Exercise data ▸
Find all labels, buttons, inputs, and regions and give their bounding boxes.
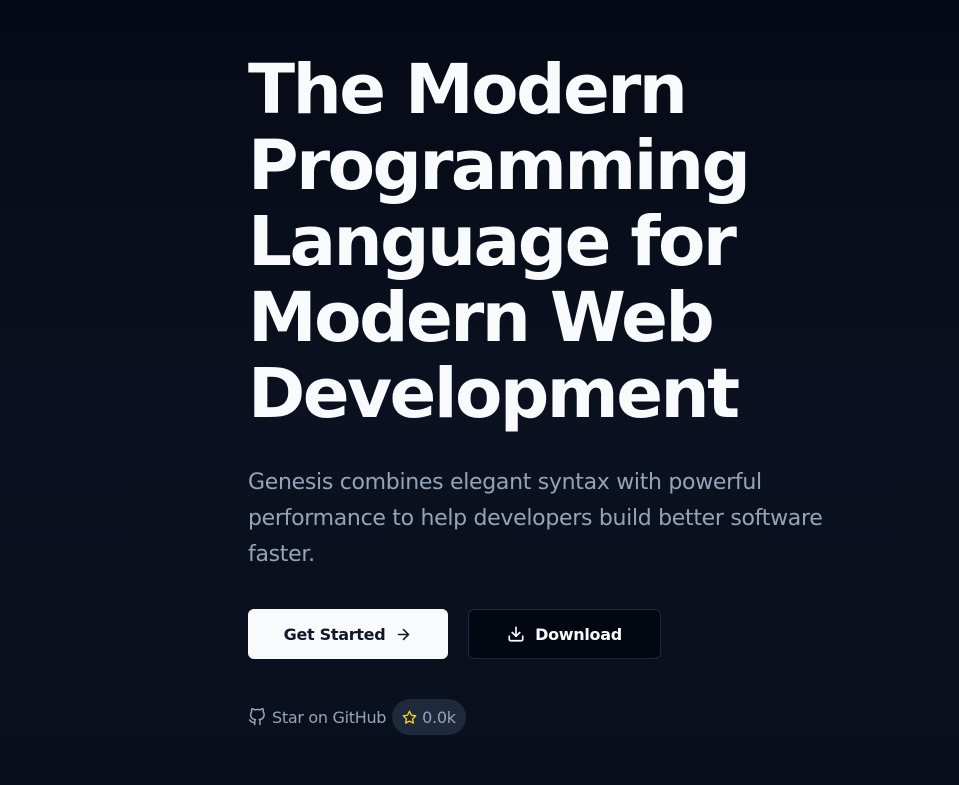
hero-title: The Modern Programming Language for Mode… bbox=[248, 50, 751, 434]
hero-section: The Modern Programming Language for Mode… bbox=[248, 52, 868, 573]
github-row: Star on GitHub 0.0k bbox=[248, 699, 466, 735]
get-started-button[interactable]: Get Started bbox=[248, 609, 448, 659]
download-icon bbox=[507, 625, 525, 643]
github-icon bbox=[248, 708, 266, 726]
star-on-github-link[interactable]: Star on GitHub bbox=[248, 708, 386, 727]
star-icon bbox=[402, 710, 417, 725]
star-count-badge: 0.0k bbox=[392, 699, 466, 735]
cta-buttons: Get Started Download bbox=[248, 609, 661, 659]
get-started-label: Get Started bbox=[283, 624, 386, 644]
download-label: Download bbox=[535, 624, 622, 644]
hero-subtitle: Genesis combines elegant syntax with pow… bbox=[248, 470, 823, 567]
arrow-right-icon bbox=[395, 626, 412, 643]
github-label: Star on GitHub bbox=[272, 707, 387, 727]
star-count: 0.0k bbox=[422, 707, 456, 727]
download-button[interactable]: Download bbox=[468, 609, 661, 659]
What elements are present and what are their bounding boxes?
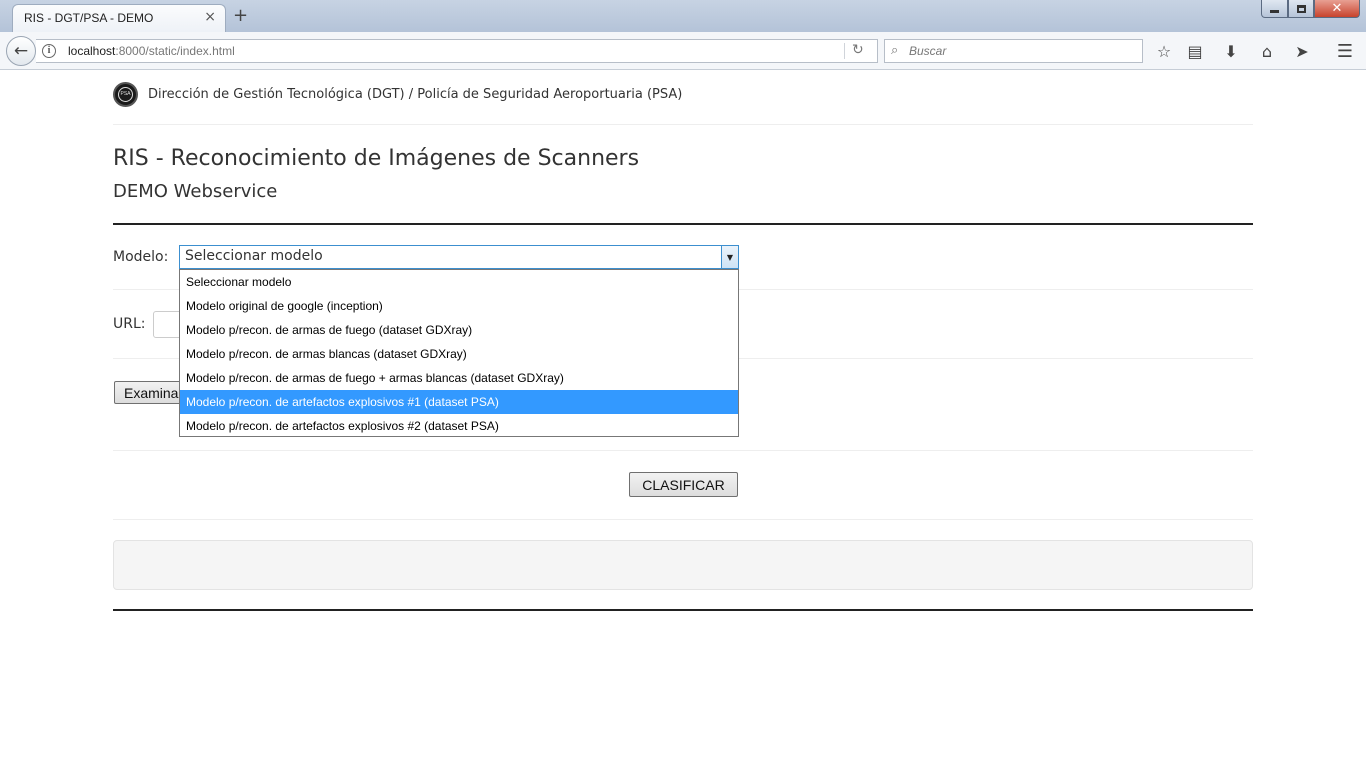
chevron-down-icon[interactable]: ▼ [721, 246, 738, 268]
brand-text: Dirección de Gestión Tecnológica (DGT) /… [148, 86, 683, 102]
minimize-button[interactable] [1261, 0, 1288, 18]
model-option[interactable]: Modelo p/recon. de artefactos explosivos… [180, 414, 738, 438]
model-option[interactable]: Modelo p/recon. de armas de fuego + arma… [180, 366, 738, 390]
divider [113, 519, 1253, 520]
divider [113, 124, 1253, 125]
search-bar[interactable]: ⌕ [884, 39, 1143, 63]
address-bar[interactable]: i localhost:8000/static/index.html ↻ [36, 39, 878, 63]
model-option[interactable]: Modelo p/recon. de armas blancas (datase… [180, 342, 738, 366]
brand-header: PSA Dirección de Gestión Tecnológica (DG… [113, 81, 682, 107]
model-option[interactable]: Modelo original de google (inception) [180, 294, 738, 318]
downloads-icon[interactable]: ⬇ [1220, 40, 1242, 62]
menu-icon[interactable]: ☰ [1334, 40, 1356, 62]
url-path: :8000/static/index.html [115, 44, 235, 58]
maximize-button[interactable] [1288, 0, 1314, 18]
logo-label: PSA [118, 86, 133, 102]
back-button[interactable]: ← [6, 36, 36, 66]
send-icon[interactable]: ➤ [1291, 40, 1313, 62]
search-input[interactable] [909, 40, 1137, 62]
tab-close-icon[interactable]: × [204, 9, 216, 25]
section-divider [113, 609, 1253, 611]
divider [113, 450, 1253, 451]
model-select-value: Seleccionar modelo [185, 248, 323, 264]
search-icon: ⌕ [891, 43, 899, 58]
page-subtitle: DEMO Webservice [113, 181, 278, 202]
model-dropdown-list: Seleccionar modelo Modelo original de goo… [179, 269, 739, 437]
model-label: Modelo: [113, 249, 169, 265]
browser-titlebar: RIS - DGT/PSA - DEMO × + ✕ [0, 0, 1366, 32]
page-title: RIS - Reconocimiento de Imágenes de Scan… [113, 146, 640, 171]
new-tab-icon[interactable]: + [233, 5, 248, 26]
url-divider [844, 43, 845, 59]
window-close-button[interactable]: ✕ [1314, 0, 1360, 18]
info-icon[interactable]: i [42, 44, 56, 58]
bookmark-star-icon[interactable]: ☆ [1153, 40, 1175, 62]
url-label: URL: [113, 316, 146, 332]
model-option[interactable]: Seleccionar modelo [180, 270, 738, 294]
home-icon[interactable]: ⌂ [1256, 40, 1278, 62]
minimize-icon [1270, 10, 1279, 13]
url-text[interactable]: localhost:8000/static/index.html [68, 44, 235, 58]
browser-tab[interactable]: RIS - DGT/PSA - DEMO × [12, 4, 226, 32]
back-arrow-icon: ← [13, 41, 29, 61]
model-option[interactable]: Modelo p/recon. de armas de fuego (datas… [180, 318, 738, 342]
url-host: localhost [68, 44, 116, 58]
maximize-icon [1296, 4, 1306, 13]
tab-title: RIS - DGT/PSA - DEMO [24, 11, 154, 25]
psa-logo: PSA [113, 81, 138, 107]
model-option[interactable]: Modelo p/recon. de artefactos explosivos… [180, 390, 738, 414]
window-close-icon: ✕ [1331, 1, 1343, 16]
reload-icon[interactable]: ↻ [852, 42, 864, 58]
model-select[interactable]: Seleccionar modelo ▼ [179, 245, 739, 269]
browser-toolbar: ← i localhost:8000/static/index.html ↻ ⌕… [0, 32, 1366, 70]
bookmarks-list-icon[interactable]: ▤ [1184, 40, 1206, 62]
result-panel [113, 540, 1253, 590]
classify-button[interactable]: CLASIFICAR [629, 472, 738, 497]
section-divider [113, 223, 1253, 225]
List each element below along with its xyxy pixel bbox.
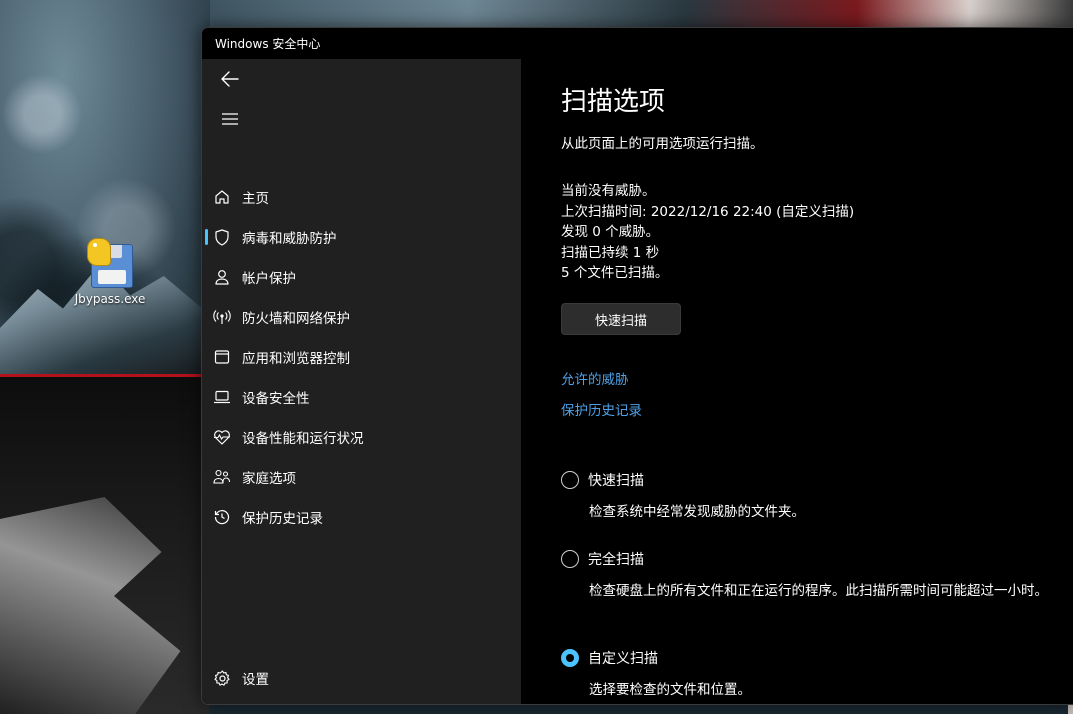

The problem ▸ Review the preceding data and report every line that includes the string "minimize".

Reply to the task ▸
minimize-button[interactable] [1261, 0, 1288, 18]
minimize-icon [1270, 10, 1279, 13]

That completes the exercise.